Given instruction: Reproduce each record below exactly as written.

Dataset entries:
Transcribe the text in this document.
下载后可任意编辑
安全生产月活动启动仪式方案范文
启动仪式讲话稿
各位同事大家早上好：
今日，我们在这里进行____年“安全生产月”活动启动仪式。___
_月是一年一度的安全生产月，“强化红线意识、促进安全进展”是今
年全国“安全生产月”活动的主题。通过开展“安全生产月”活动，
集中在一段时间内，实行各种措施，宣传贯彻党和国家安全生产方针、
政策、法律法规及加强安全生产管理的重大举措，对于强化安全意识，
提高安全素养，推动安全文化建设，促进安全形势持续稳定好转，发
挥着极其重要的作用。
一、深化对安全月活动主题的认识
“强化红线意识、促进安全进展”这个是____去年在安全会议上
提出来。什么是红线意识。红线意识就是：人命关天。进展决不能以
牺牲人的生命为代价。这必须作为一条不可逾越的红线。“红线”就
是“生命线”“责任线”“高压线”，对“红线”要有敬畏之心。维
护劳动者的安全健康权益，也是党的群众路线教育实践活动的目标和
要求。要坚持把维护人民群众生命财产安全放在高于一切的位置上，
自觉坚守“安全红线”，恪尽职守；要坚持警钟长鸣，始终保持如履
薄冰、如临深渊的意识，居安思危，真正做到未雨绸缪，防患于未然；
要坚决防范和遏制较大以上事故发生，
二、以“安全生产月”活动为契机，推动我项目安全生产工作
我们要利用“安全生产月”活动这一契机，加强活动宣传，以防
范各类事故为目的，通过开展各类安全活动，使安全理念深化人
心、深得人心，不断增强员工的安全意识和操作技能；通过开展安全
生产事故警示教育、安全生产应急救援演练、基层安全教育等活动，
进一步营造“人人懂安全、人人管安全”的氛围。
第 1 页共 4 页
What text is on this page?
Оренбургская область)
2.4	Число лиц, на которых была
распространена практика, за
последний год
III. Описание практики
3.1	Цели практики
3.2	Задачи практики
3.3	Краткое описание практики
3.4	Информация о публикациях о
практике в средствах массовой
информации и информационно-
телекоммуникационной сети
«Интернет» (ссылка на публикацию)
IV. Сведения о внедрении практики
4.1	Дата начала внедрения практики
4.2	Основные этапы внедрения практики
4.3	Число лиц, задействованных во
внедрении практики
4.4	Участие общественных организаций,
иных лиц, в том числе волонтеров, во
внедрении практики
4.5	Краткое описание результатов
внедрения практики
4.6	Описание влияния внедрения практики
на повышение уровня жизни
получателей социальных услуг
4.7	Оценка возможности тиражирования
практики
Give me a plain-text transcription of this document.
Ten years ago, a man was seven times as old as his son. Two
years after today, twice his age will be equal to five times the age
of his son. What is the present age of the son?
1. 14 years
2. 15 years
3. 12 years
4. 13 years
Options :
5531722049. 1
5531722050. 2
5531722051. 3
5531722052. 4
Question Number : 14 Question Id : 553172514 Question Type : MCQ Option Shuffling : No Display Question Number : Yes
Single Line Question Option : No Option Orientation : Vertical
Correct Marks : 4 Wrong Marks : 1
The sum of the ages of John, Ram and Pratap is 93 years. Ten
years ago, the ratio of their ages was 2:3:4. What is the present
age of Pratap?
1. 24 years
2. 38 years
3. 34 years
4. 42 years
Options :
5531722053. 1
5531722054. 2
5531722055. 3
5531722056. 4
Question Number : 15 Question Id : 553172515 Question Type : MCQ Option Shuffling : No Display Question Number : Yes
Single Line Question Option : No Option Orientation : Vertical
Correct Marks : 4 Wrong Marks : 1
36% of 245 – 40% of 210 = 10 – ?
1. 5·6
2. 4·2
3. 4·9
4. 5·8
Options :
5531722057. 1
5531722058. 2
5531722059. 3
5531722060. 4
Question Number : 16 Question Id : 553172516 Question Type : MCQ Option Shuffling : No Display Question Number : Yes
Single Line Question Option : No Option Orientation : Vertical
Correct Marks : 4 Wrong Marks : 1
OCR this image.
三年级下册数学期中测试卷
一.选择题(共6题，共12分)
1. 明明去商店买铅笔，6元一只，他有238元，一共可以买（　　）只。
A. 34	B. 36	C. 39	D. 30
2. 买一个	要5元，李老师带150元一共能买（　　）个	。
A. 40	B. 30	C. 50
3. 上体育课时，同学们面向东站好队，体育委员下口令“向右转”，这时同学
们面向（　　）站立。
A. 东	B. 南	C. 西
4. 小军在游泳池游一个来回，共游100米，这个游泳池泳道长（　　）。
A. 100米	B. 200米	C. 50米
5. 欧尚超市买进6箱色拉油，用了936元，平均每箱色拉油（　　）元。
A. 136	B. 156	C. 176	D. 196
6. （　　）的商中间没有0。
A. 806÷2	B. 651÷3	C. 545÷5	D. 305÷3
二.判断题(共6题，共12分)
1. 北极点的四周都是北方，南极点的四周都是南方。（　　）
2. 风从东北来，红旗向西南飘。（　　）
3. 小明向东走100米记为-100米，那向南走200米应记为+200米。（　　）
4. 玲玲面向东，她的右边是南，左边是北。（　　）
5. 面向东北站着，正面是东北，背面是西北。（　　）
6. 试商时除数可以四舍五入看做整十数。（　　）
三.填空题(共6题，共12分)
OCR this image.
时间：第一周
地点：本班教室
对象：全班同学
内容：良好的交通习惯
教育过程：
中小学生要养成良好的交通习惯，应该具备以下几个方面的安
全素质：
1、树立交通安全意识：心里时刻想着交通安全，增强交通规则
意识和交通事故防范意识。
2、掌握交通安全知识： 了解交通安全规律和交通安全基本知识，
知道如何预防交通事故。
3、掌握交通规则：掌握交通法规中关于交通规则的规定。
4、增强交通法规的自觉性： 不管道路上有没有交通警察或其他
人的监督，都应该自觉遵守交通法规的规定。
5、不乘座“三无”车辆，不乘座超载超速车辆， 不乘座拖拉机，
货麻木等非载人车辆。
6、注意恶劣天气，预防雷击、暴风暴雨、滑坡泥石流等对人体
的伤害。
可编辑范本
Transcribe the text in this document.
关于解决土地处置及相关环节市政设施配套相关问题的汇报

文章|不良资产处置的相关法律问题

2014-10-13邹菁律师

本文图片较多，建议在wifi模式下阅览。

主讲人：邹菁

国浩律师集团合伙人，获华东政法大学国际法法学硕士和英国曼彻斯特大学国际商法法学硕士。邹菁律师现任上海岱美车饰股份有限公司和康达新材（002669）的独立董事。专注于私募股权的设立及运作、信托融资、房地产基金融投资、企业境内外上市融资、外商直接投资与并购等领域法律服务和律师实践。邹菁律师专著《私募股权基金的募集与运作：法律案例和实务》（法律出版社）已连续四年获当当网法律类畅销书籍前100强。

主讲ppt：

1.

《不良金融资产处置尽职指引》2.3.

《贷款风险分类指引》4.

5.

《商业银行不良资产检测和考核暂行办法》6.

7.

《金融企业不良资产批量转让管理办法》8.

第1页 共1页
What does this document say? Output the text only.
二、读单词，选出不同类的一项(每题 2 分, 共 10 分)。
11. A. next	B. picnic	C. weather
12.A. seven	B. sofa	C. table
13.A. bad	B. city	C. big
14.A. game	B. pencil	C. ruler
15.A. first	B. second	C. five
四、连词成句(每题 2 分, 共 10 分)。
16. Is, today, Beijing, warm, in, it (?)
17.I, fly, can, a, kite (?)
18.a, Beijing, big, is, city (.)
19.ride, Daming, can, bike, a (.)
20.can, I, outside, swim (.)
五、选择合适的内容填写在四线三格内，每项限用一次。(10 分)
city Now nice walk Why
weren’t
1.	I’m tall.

Exercise answer:
Transcribe the text in this document.
下载后可任意编辑
安全生产月活动启动仪式方案范文
启动仪式讲话稿
各位同事大家早上好：
今日，我们在这里进行____年“安全生产月”活动启动仪式。___
_月是一年一度的安全生产月，“强化红线意识、促进安全进展”是今
年全国“安全生产月”活动的主题。通过开展“安全生产月”活动，
集中在一段时间内，实行各种措施，宣传贯彻党和国家安全生产方针、
政策、法律法规及加强安全生产管理的重大举措，对于强化安全意识，
提高安全素养，推动安全文化建设，促进安全形势持续稳定好转，发
挥着极其重要的作用。
一、深化对安全月活动主题的认识
“强化红线意识、促进安全进展”这个是____去年在安全会议上
提出来。什么是红线意识。红线意识就是：人命关天。进展决不能以
牺牲人的生命为代价。这必须作为一条不可逾越的红线。“红线”就
是“生命线”“责任线”“高压线”，对“红线”要有敬畏之心。维
护劳动者的安全健康权益，也是党的群众路线教育实践活动的目标和
要求。要坚持把维护人民群众生命财产安全放在高于一切的位置上，
自觉坚守“安全红线”，恪尽职守；要坚持警钟长鸣，始终保持如履
薄冰、如临深渊的意识，居安思危，真正做到未雨绸缪，防患于未然；
要坚决防范和遏制较大以上事故发生，
二、以“安全生产月”活动为契机，推动我项目安全生产工作
我们要利用“安全生产月”活动这一契机，加强活动宣传，以防
范各类事故为目的，通过开展各类安全活动，使安全理念深化人
心、深得人心，不断增强员工的安全意识和操作技能；通过开展安全
生产事故警示教育、安全生产应急救援演练、基层安全教育等活动，
进一步营造“人人懂安全、人人管安全”的氛围。
第 1 页共 4 页
What text is on this page?
Оренбургская область)
2.4	Число лиц, на которых была
распространена практика, за
последний год
III. Описание практики
3.1	Цели практики
3.2	Задачи практики
3.3	Краткое описание практики
3.4	Информация о публикациях о
практике в средствах массовой
информации и информационно-
телекоммуникационной сети
«Интернет» (ссылка на публикацию)
IV. Сведения о внедрении практики
4.1	Дата начала внедрения практики
4.2	Основные этапы внедрения практики
4.3	Число лиц, задействованных во
внедрении практики
4.4	Участие общественных организаций,
иных лиц, в том числе волонтеров, во
внедрении практики
4.5	Краткое описание результатов
внедрения практики
4.6	Описание влияния внедрения практики
на повышение уровня жизни
получателей социальных услуг
4.7	Оценка возможности тиражирования
практики
Give me a plain-text transcription of this document.
Ten years ago, a man was seven times as old as his son. Two
years after today, twice his age will be equal to five times the age
of his son. What is the present age of the son?
1. 14 years
2. 15 years
3. 12 years
4. 13 years
Options :
5531722049. 1
5531722050. 2
5531722051. 3
5531722052. 4
Question Number : 14 Question Id : 553172514 Question Type : MCQ Option Shuffling : No Display Question Number : Yes
Single Line Question Option : No Option Orientation : Vertical
Correct Marks : 4 Wrong Marks : 1
The sum of the ages of John, Ram and Pratap is 93 years. Ten
years ago, the ratio of their ages was 2:3:4. What is the present
age of Pratap?
1. 24 years
2. 38 years
3. 34 years
4. 42 years
Options :
5531722053. 1
5531722054. 2
5531722055. 3
5531722056. 4
Question Number : 15 Question Id : 553172515 Question Type : MCQ Option Shuffling : No Display Question Number : Yes
Single Line Question Option : No Option Orientation : Vertical
Correct Marks : 4 Wrong Marks : 1
36% of 245 – 40% of 210 = 10 – ?
1. 5·6
2. 4·2
3. 4·9
4. 5·8
Options :
5531722057. 1
5531722058. 2
5531722059. 3
5531722060. 4
Question Number : 16 Question Id : 553172516 Question Type : MCQ Option Shuffling : No Display Question Number : Yes
Single Line Question Option : No Option Orientation : Vertical
Correct Marks : 4 Wrong Marks : 1
OCR this image.
三年级下册数学期中测试卷
一.选择题(共6题，共12分)
1. 明明去商店买铅笔，6元一只，他有238元，一共可以买（　　）只。
A. 34	B. 36	C. 39	D. 30
2. 买一个	要5元，李老师带150元一共能买（　　）个	。
A. 40	B. 30	C. 50
3. 上体育课时，同学们面向东站好队，体育委员下口令“向右转”，这时同学
们面向（　　）站立。
A. 东	B. 南	C. 西
4. 小军在游泳池游一个来回，共游100米，这个游泳池泳道长（　　）。
A. 100米	B. 200米	C. 50米
5. 欧尚超市买进6箱色拉油，用了936元，平均每箱色拉油（　　）元。
A. 136	B. 156	C. 176	D. 196
6. （　　）的商中间没有0。
A. 806÷2	B. 651÷3	C. 545÷5	D. 305÷3
二.判断题(共6题，共12分)
1. 北极点的四周都是北方，南极点的四周都是南方。（　　）
2. 风从东北来，红旗向西南飘。（　　）
3. 小明向东走100米记为-100米，那向南走200米应记为+200米。（　　）
4. 玲玲面向东，她的右边是南，左边是北。（　　）
5. 面向东北站着，正面是东北，背面是西北。（　　）
6. 试商时除数可以四舍五入看做整十数。（　　）
三.填空题(共6题，共12分)
OCR this image.
时间：第一周
地点：本班教室
对象：全班同学
内容：良好的交通习惯
教育过程：
中小学生要养成良好的交通习惯，应该具备以下几个方面的安
全素质：
1、树立交通安全意识：心里时刻想着交通安全，增强交通规则
意识和交通事故防范意识。
2、掌握交通安全知识： 了解交通安全规律和交通安全基本知识，
知道如何预防交通事故。
3、掌握交通规则：掌握交通法规中关于交通规则的规定。
4、增强交通法规的自觉性： 不管道路上有没有交通警察或其他
人的监督，都应该自觉遵守交通法规的规定。
5、不乘座“三无”车辆，不乘座超载超速车辆， 不乘座拖拉机，
货麻木等非载人车辆。
6、注意恶劣天气，预防雷击、暴风暴雨、滑坡泥石流等对人体
的伤害。
可编辑范本
Transcribe the text in this document.
关于解决土地处置及相关环节市政设施配套相关问题的汇报

文章|不良资产处置的相关法律问题

2014-10-13邹菁律师

本文图片较多，建议在wifi模式下阅览。

主讲人：邹菁

国浩律师集团合伙人，获华东政法大学国际法法学硕士和英国曼彻斯特大学国际商法法学硕士。邹菁律师现任上海岱美车饰股份有限公司和康达新材（002669）的独立董事。专注于私募股权的设立及运作、信托融资、房地产基金融投资、企业境内外上市融资、外商直接投资与并购等领域法律服务和律师实践。邹菁律师专著《私募股权基金的募集与运作：法律案例和实务》（法律出版社）已连续四年获当当网法律类畅销书籍前100强。

主讲ppt：

1.

《不良金融资产处置尽职指引》2.3.

《贷款风险分类指引》4.

5.

《商业银行不良资产检测和考核暂行办法》6.

7.

《金融企业不良资产批量转让管理办法》8.

第1页 共1页
What does this document say? Output the text only.
二、读单词，选出不同类的一项(每题 2 分, 共 10 分)。
11. A. next	B. picnic	C. weather
12.A. seven	B. sofa	C. table
13.A. bad	B. city	C. big
14.A. game	B. pencil	C. ruler
15.A. first	B. second	C. five
四、连词成句(每题 2 分, 共 10 分)。
16. Is, today, Beijing, warm, in, it (?)
17.I, fly, can, a, kite (?)
18.a, Beijing, big, is, city (.)
19.ride, Daming, can, bike, a (.)
20.can, I, outside, swim (.)
五、选择合适的内容填写在四线三格内，每项限用一次。(10 分)
city Now nice walk Why
weren’t
1.	I’m tall.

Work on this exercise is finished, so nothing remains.